Dataset records:

------------------------------

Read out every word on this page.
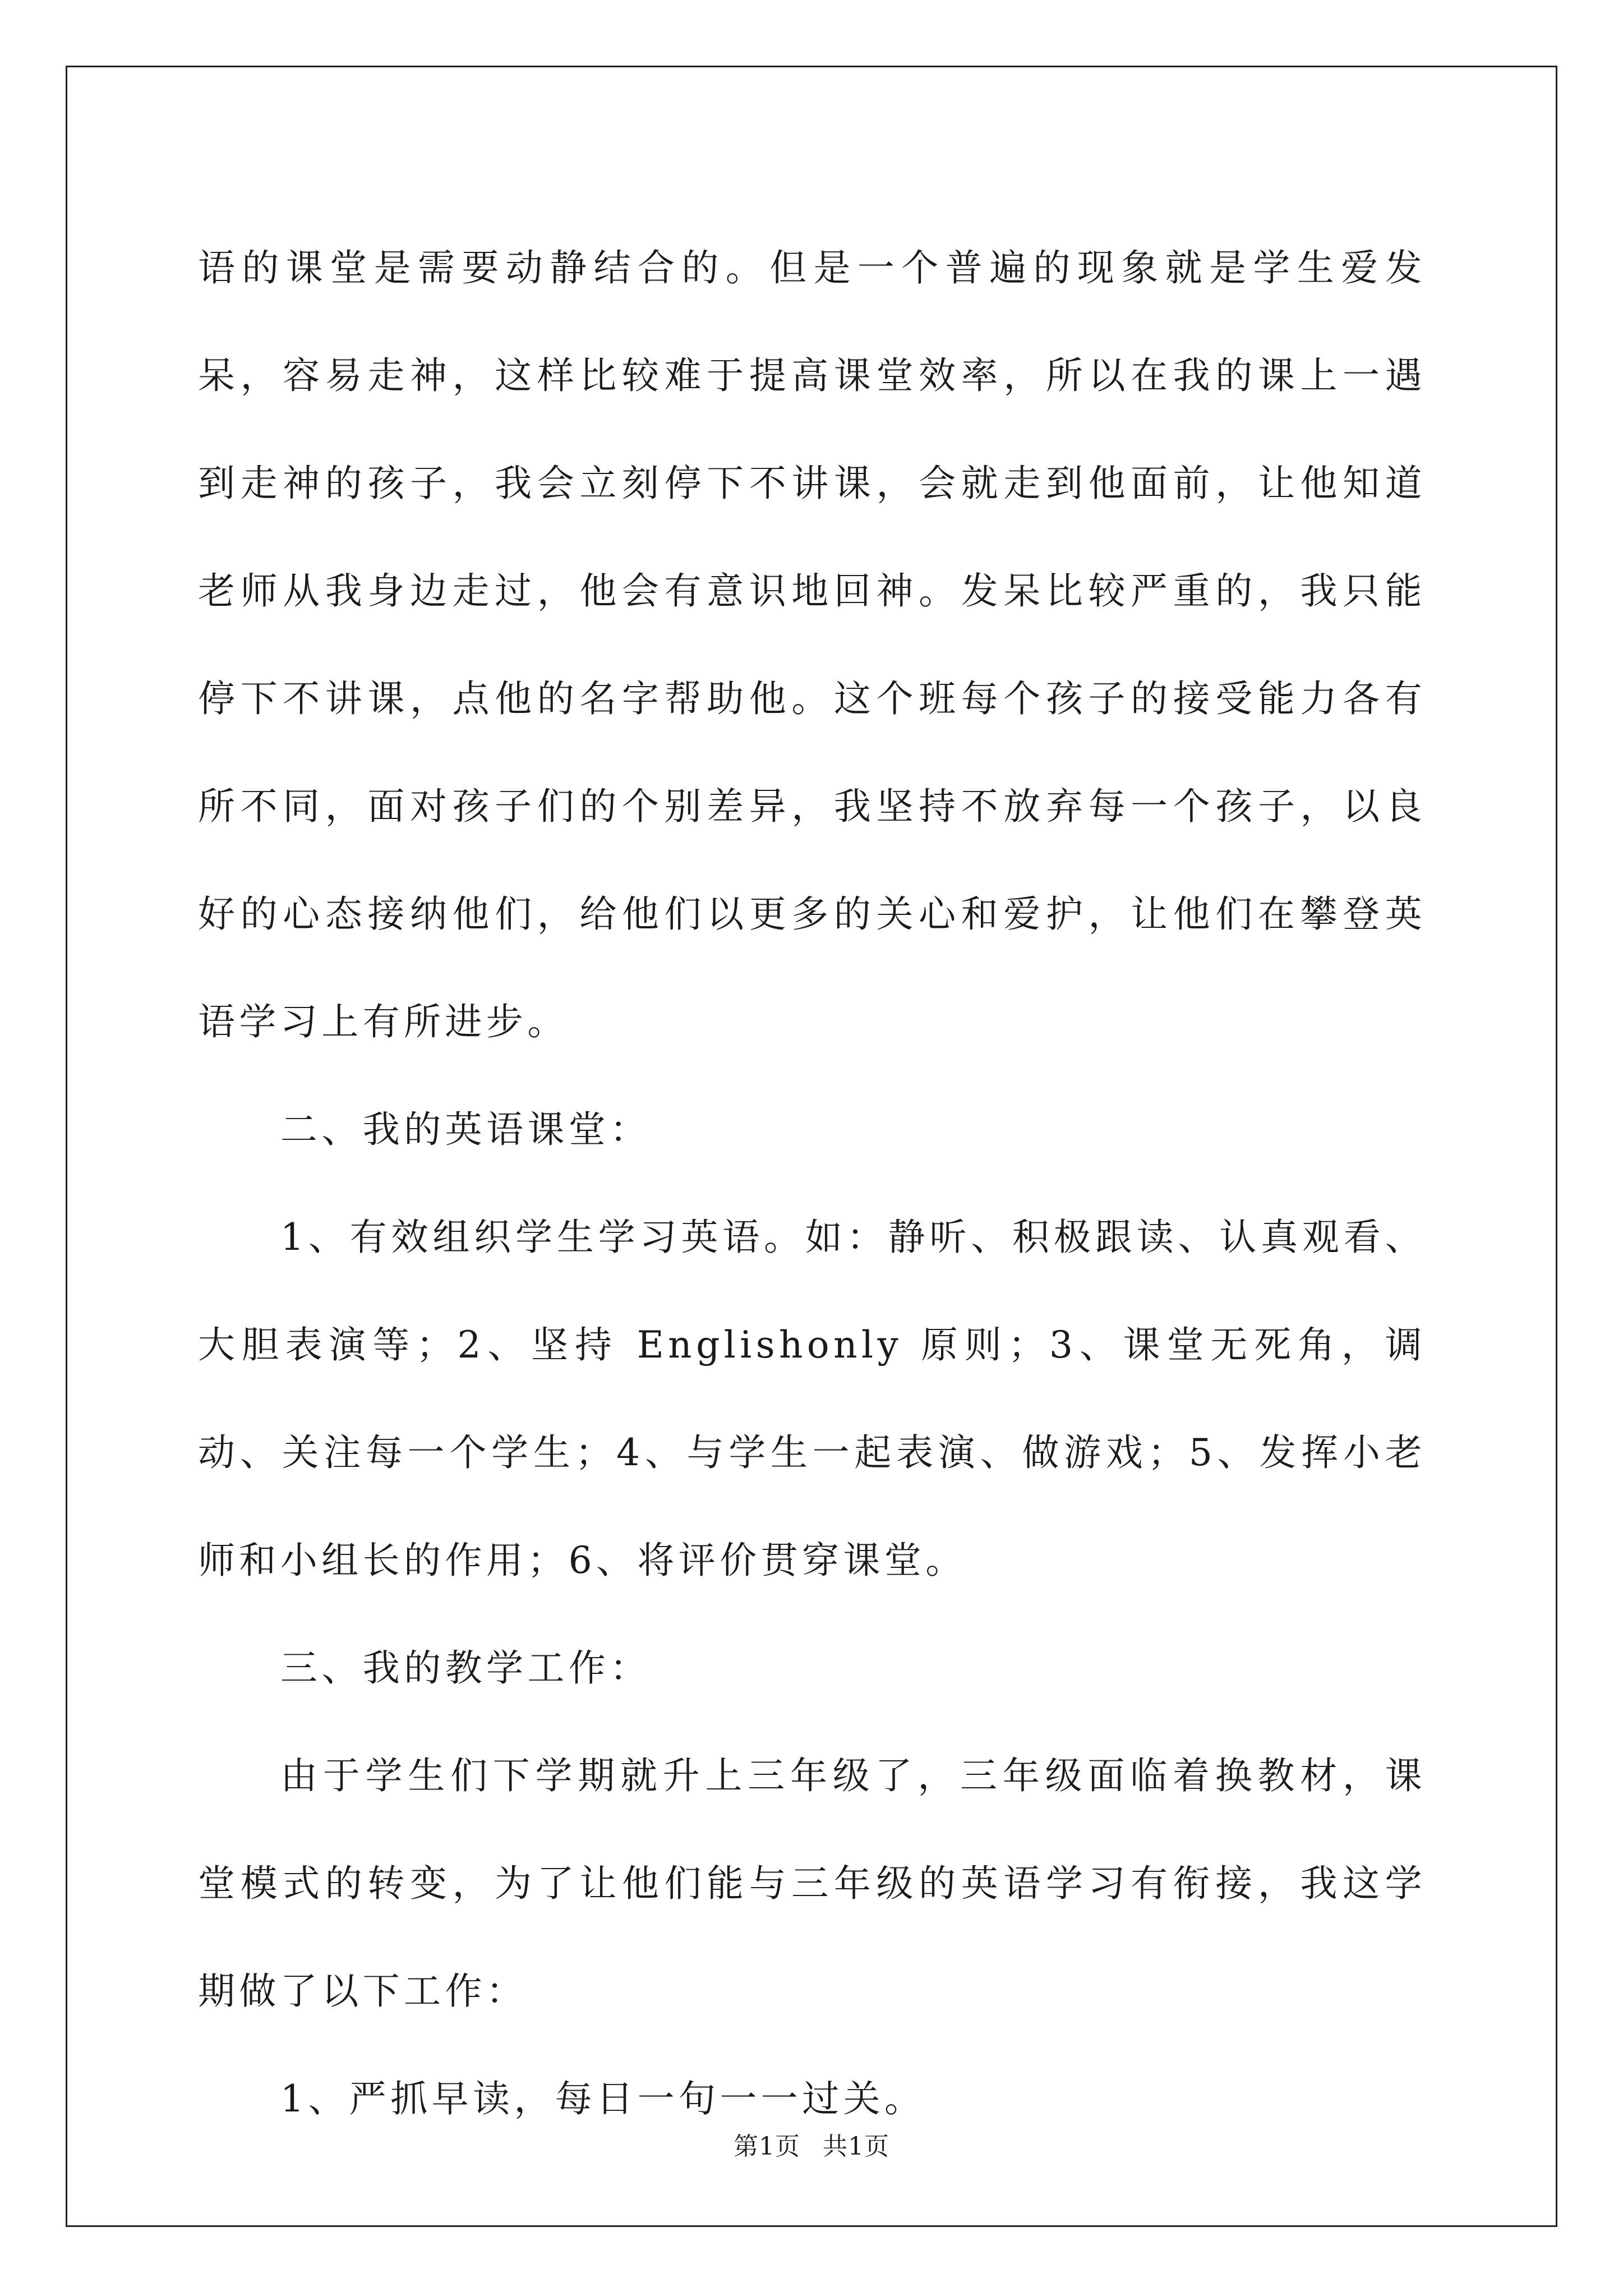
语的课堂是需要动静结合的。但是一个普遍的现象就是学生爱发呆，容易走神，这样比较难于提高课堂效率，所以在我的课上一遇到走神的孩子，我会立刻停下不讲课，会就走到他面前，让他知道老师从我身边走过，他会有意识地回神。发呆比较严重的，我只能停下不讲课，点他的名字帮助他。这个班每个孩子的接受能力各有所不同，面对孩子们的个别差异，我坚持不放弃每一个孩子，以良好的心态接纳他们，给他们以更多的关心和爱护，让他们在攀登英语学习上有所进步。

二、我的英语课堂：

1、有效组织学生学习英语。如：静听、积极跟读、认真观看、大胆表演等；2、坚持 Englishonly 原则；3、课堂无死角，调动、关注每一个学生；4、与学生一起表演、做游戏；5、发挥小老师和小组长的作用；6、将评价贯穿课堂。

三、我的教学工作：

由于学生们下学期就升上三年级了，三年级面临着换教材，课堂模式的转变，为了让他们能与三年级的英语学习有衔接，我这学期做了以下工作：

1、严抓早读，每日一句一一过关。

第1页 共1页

------------------------------

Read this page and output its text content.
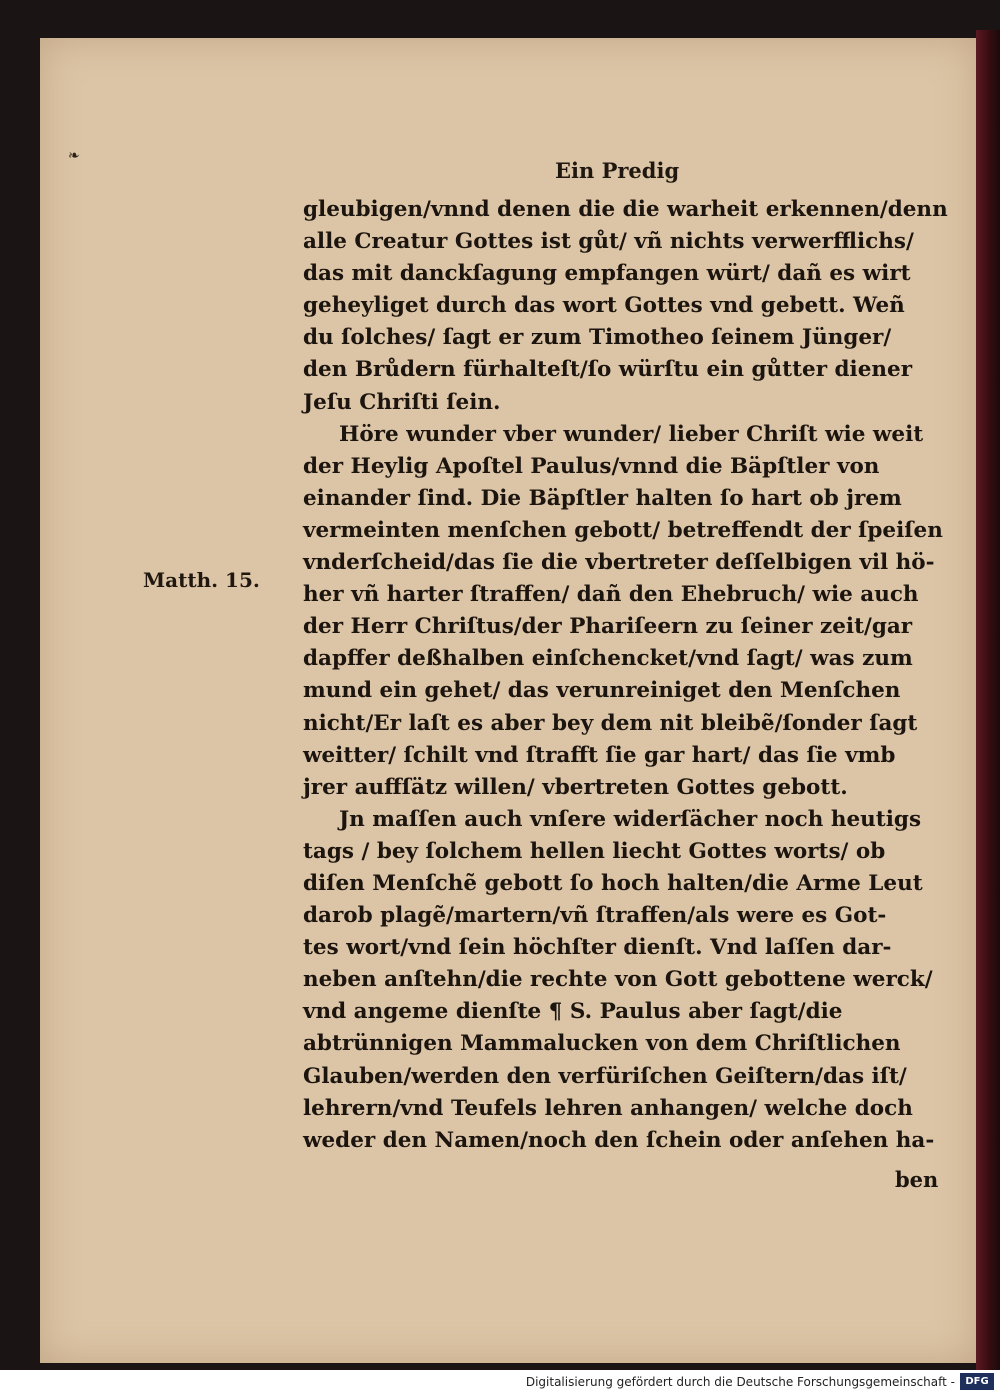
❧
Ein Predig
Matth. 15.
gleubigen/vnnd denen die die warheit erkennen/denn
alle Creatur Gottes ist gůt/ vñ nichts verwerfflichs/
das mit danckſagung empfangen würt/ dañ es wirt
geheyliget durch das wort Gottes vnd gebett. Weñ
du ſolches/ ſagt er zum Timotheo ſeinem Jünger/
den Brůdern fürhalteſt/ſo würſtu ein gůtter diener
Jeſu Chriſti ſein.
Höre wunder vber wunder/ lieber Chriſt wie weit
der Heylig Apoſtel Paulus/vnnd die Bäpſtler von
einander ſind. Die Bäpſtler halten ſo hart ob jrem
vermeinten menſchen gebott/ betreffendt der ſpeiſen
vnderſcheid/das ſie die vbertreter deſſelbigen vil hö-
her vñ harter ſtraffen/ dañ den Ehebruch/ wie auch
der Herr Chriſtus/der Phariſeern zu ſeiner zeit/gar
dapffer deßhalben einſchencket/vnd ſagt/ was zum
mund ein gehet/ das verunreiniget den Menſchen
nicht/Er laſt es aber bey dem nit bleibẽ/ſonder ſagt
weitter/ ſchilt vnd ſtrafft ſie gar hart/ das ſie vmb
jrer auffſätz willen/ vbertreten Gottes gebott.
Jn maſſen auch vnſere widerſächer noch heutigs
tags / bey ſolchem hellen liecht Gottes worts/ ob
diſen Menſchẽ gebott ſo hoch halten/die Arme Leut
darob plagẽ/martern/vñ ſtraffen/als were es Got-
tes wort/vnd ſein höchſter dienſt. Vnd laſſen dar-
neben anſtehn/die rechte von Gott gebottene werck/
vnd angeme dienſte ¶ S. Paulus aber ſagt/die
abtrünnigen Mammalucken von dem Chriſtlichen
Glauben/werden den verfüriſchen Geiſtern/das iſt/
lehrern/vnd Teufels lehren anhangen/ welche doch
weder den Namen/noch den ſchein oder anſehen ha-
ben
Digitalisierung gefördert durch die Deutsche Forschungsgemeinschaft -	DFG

------------------------------

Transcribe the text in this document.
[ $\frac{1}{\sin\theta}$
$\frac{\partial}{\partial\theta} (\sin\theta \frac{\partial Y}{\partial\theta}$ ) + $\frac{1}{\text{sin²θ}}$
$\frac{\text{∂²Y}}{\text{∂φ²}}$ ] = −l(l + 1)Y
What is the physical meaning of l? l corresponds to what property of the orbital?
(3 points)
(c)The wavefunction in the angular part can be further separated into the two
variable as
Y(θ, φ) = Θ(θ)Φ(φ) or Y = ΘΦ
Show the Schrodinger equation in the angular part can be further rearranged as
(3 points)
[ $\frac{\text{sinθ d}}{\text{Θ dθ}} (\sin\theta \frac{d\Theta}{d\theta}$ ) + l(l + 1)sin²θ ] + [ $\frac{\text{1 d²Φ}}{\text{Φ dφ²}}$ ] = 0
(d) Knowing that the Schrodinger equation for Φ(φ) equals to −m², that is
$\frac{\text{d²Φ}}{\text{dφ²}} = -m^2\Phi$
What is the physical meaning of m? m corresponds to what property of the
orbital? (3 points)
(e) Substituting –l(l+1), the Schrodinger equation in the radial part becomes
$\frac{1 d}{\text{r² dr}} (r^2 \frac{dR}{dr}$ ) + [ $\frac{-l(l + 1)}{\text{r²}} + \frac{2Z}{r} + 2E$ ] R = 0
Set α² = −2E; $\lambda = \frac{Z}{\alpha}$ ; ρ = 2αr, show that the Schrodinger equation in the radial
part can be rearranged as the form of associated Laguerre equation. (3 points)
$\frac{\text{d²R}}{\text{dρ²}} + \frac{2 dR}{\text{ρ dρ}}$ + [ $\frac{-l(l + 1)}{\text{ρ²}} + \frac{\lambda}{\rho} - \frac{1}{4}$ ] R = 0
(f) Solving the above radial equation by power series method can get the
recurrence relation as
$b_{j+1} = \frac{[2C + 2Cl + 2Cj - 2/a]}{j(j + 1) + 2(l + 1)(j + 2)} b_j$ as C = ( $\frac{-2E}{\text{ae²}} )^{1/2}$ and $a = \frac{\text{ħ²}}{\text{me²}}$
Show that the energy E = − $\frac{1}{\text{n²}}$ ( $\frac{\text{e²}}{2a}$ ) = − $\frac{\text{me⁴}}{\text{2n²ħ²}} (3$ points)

------------------------------

Task to carry out →
Using the records above, pull out each line where the word "Paulus" occurs.

Solution for this task →
der Heylig Apoſtel Paulus/vnnd die Bäpſtler von
vnd angeme dienſte ¶ S. Paulus aber ſagt/die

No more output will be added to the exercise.